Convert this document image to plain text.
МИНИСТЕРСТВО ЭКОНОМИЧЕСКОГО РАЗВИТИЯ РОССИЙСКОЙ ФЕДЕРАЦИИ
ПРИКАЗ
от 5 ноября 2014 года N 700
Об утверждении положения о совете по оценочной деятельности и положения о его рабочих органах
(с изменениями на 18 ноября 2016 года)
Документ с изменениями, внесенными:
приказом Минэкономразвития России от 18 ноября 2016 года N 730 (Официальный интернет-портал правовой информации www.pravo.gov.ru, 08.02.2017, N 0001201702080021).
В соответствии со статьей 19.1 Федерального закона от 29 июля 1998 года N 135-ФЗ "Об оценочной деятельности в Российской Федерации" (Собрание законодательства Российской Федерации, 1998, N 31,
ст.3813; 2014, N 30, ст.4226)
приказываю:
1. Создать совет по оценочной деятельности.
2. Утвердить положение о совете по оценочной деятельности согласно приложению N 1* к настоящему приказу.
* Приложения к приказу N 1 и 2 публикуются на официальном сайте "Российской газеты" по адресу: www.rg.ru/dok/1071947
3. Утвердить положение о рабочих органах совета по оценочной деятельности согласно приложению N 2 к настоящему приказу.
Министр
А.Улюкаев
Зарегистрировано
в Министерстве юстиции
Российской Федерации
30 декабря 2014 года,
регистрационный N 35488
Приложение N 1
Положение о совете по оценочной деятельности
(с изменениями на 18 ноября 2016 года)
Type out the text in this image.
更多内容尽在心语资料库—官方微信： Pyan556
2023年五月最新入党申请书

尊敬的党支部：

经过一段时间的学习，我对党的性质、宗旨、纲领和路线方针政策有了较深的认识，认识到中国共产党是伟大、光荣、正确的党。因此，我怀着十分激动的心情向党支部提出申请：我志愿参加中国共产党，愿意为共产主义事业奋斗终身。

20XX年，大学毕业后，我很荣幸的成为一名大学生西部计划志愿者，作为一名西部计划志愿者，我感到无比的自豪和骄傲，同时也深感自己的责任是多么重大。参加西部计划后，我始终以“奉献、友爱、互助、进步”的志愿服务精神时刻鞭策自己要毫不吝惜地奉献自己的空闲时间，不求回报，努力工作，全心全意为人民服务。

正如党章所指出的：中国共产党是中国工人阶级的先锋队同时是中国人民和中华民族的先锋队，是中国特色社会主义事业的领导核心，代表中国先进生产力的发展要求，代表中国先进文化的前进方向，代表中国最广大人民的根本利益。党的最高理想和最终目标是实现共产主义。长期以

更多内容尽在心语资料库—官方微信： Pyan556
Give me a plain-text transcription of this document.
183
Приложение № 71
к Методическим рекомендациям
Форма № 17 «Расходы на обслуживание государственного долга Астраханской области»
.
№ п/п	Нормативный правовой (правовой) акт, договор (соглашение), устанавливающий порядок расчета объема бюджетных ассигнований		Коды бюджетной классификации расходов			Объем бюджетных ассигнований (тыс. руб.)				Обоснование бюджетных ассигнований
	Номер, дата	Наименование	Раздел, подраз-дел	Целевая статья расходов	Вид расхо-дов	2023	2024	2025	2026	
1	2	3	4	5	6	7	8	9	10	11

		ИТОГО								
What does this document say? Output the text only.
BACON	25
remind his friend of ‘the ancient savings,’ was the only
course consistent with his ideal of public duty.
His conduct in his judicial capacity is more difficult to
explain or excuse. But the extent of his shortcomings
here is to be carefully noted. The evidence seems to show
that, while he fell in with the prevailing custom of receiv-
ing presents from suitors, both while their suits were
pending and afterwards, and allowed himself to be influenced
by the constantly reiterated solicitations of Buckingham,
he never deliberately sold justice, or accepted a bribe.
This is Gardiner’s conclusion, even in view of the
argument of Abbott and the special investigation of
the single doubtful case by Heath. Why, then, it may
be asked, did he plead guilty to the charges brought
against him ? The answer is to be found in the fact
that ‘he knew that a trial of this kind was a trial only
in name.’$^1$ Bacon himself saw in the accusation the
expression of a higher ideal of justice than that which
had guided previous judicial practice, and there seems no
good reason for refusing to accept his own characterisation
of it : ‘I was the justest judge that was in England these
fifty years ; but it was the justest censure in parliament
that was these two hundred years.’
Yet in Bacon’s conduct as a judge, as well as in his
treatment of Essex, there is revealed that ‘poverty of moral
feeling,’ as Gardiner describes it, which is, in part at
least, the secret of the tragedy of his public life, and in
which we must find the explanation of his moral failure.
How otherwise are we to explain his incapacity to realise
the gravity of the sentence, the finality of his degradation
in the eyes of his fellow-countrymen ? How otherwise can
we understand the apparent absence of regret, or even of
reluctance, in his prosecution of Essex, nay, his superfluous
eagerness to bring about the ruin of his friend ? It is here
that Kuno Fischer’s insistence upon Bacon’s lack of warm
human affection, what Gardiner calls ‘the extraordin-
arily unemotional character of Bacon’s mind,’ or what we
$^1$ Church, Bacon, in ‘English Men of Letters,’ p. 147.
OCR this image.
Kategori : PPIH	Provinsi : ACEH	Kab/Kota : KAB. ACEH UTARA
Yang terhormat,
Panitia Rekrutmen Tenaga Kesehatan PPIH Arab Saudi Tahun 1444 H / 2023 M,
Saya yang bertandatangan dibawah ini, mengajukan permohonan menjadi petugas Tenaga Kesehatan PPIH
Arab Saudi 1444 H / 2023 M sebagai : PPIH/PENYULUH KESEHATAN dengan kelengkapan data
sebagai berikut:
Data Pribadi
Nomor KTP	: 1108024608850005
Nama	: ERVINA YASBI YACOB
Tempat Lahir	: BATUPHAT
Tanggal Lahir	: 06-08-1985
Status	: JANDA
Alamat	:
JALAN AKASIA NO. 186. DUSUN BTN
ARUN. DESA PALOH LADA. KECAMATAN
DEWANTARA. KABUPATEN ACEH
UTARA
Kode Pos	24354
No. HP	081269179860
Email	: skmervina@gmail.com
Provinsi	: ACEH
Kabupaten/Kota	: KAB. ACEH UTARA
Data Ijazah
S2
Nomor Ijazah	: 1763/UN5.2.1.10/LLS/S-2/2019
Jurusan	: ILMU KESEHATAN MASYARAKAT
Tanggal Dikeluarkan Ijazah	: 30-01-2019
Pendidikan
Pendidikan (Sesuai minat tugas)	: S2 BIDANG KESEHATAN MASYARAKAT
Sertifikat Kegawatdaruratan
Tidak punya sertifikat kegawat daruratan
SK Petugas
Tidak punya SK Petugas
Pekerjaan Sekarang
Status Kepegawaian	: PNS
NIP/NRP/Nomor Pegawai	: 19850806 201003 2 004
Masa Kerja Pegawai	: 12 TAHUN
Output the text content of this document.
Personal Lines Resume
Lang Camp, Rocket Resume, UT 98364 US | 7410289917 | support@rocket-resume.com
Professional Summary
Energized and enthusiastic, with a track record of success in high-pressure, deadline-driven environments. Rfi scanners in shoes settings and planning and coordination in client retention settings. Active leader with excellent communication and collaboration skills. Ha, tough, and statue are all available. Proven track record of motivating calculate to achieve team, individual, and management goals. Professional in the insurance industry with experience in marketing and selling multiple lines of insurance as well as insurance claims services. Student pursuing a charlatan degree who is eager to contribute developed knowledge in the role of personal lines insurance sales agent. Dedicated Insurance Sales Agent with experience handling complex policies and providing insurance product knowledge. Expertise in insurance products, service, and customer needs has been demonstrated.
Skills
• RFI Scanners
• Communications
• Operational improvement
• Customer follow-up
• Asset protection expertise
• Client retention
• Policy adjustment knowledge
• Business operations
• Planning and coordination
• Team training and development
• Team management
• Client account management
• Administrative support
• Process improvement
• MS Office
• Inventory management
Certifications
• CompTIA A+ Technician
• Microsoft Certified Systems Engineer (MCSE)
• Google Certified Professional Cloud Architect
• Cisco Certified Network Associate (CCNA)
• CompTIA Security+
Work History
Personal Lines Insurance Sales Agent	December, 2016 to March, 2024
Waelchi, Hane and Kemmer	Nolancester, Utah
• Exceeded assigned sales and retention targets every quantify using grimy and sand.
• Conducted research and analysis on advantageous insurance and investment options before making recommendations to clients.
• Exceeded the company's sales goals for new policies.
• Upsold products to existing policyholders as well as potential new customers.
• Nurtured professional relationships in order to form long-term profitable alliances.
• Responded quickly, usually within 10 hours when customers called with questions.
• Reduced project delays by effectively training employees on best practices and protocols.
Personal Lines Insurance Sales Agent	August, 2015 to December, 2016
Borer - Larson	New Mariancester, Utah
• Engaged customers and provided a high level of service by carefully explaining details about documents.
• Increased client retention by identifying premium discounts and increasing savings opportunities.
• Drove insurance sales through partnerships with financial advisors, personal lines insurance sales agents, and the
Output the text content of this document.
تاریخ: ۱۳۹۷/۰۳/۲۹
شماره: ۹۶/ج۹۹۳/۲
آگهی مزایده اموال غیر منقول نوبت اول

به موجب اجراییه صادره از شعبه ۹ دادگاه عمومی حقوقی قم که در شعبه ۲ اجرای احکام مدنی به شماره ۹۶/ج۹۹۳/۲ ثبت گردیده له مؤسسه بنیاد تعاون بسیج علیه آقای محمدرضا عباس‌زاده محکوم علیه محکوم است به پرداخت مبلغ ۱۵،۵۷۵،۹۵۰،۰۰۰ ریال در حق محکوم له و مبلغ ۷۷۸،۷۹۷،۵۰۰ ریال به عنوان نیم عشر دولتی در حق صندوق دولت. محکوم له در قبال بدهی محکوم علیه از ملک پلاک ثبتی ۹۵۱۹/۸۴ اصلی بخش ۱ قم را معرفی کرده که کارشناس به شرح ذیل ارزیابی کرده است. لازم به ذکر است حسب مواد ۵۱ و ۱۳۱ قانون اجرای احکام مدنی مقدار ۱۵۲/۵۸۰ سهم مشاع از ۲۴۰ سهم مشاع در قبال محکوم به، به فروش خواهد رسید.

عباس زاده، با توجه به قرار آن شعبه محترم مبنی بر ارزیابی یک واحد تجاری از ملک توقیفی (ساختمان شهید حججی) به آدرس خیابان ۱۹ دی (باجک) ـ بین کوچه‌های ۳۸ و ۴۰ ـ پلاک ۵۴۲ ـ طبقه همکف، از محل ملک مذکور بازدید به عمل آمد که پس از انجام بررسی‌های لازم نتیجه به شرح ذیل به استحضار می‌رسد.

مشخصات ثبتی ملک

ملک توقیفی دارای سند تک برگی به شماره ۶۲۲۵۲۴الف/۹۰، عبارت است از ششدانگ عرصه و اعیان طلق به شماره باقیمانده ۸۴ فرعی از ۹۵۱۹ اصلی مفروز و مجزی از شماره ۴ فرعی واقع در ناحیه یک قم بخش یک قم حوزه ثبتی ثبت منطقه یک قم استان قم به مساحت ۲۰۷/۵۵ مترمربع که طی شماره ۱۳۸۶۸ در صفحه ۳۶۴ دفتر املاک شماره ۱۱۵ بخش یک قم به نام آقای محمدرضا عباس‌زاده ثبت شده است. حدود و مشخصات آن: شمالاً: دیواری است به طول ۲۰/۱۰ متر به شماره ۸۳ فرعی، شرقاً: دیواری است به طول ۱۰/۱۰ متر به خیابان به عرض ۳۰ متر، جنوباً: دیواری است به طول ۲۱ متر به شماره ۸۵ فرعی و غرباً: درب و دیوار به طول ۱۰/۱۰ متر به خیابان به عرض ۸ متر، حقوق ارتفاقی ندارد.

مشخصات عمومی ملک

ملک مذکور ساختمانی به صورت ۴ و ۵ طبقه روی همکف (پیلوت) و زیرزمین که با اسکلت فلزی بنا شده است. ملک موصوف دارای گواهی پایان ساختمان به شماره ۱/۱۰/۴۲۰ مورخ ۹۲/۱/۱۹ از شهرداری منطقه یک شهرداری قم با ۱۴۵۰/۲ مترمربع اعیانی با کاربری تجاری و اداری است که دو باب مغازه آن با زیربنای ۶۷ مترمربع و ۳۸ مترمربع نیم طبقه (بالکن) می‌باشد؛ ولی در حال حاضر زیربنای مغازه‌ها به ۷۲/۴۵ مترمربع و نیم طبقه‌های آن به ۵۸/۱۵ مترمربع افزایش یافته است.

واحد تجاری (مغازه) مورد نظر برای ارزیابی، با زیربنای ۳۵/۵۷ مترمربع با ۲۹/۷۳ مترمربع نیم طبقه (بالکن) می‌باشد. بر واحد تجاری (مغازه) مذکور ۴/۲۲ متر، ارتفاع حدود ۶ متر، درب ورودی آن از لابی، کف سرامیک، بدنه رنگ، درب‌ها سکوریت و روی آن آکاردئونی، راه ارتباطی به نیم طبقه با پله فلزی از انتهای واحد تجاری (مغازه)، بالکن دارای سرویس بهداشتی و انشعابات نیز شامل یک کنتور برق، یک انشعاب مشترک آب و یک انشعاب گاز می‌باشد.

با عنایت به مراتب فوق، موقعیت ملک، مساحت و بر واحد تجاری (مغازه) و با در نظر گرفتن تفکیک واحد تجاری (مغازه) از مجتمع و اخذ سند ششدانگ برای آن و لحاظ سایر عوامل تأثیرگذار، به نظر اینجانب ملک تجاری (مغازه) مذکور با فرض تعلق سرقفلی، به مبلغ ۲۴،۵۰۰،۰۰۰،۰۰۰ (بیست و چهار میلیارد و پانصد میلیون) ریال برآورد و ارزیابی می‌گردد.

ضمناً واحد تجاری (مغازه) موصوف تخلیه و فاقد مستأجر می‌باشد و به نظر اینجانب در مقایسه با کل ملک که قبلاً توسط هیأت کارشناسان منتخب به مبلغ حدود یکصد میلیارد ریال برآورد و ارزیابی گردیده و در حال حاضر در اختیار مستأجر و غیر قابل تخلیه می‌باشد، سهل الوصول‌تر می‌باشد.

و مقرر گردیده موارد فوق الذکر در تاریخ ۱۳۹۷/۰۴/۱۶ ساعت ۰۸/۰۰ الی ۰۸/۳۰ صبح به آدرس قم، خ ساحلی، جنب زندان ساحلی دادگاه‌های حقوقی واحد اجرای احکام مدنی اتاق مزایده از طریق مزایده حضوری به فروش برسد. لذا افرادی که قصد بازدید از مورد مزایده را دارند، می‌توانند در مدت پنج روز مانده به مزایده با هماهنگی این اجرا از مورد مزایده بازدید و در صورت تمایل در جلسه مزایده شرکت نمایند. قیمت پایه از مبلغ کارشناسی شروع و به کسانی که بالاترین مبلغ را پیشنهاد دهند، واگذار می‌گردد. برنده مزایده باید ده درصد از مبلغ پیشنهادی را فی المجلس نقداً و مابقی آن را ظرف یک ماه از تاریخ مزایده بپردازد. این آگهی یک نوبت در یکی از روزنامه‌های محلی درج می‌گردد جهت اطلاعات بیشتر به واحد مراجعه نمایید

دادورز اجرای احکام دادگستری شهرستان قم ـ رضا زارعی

■ Problem details
Go through the records above and copy every line with the word "text".

■ Answer to this task
Convert this document image to plain text.
Type out the text in this image.
Give me a plain-text transcription of this document.
What does this document say? Output the text only.
Output the text content of this document.
Output the text content of this document.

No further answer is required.